— start Material —
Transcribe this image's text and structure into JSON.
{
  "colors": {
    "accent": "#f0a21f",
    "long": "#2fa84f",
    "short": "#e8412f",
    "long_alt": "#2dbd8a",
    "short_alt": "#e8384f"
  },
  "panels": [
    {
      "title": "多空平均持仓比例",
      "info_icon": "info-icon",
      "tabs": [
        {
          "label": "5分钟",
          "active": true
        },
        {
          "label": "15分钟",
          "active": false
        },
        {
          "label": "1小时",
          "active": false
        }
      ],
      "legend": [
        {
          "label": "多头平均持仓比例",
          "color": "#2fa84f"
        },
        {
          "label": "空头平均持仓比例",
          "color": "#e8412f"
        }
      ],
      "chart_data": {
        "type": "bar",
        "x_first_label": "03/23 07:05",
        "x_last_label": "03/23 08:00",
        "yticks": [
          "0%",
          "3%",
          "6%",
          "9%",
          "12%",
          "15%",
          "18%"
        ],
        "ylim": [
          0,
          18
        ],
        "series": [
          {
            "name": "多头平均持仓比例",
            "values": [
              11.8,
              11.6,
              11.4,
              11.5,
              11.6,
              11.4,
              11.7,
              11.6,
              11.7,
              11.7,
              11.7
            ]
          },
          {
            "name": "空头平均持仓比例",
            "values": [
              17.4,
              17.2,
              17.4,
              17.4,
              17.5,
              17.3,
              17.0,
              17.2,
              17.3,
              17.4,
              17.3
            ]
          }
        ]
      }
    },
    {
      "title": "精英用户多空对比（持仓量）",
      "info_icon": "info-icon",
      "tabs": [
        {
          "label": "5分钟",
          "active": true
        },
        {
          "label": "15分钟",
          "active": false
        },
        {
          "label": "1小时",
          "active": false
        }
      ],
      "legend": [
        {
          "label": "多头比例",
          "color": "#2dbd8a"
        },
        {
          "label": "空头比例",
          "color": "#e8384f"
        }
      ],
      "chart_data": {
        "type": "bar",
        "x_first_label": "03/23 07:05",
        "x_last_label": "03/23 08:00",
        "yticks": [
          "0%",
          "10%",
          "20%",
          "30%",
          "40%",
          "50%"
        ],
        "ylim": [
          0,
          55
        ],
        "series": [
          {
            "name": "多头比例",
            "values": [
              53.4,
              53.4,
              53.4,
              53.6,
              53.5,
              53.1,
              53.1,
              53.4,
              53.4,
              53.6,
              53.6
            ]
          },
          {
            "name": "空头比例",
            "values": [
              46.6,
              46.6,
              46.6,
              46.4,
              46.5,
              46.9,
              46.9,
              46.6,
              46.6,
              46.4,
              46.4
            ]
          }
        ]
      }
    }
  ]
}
— end Material —
> _Do this_
Using the entries above, find all lines with "name". Copy them.

> _Exercise output_
            "name": "多头平均持仓比例",
            "name": "空头平均持仓比例",
            "name": "多头比例",
            "name": "空头比例",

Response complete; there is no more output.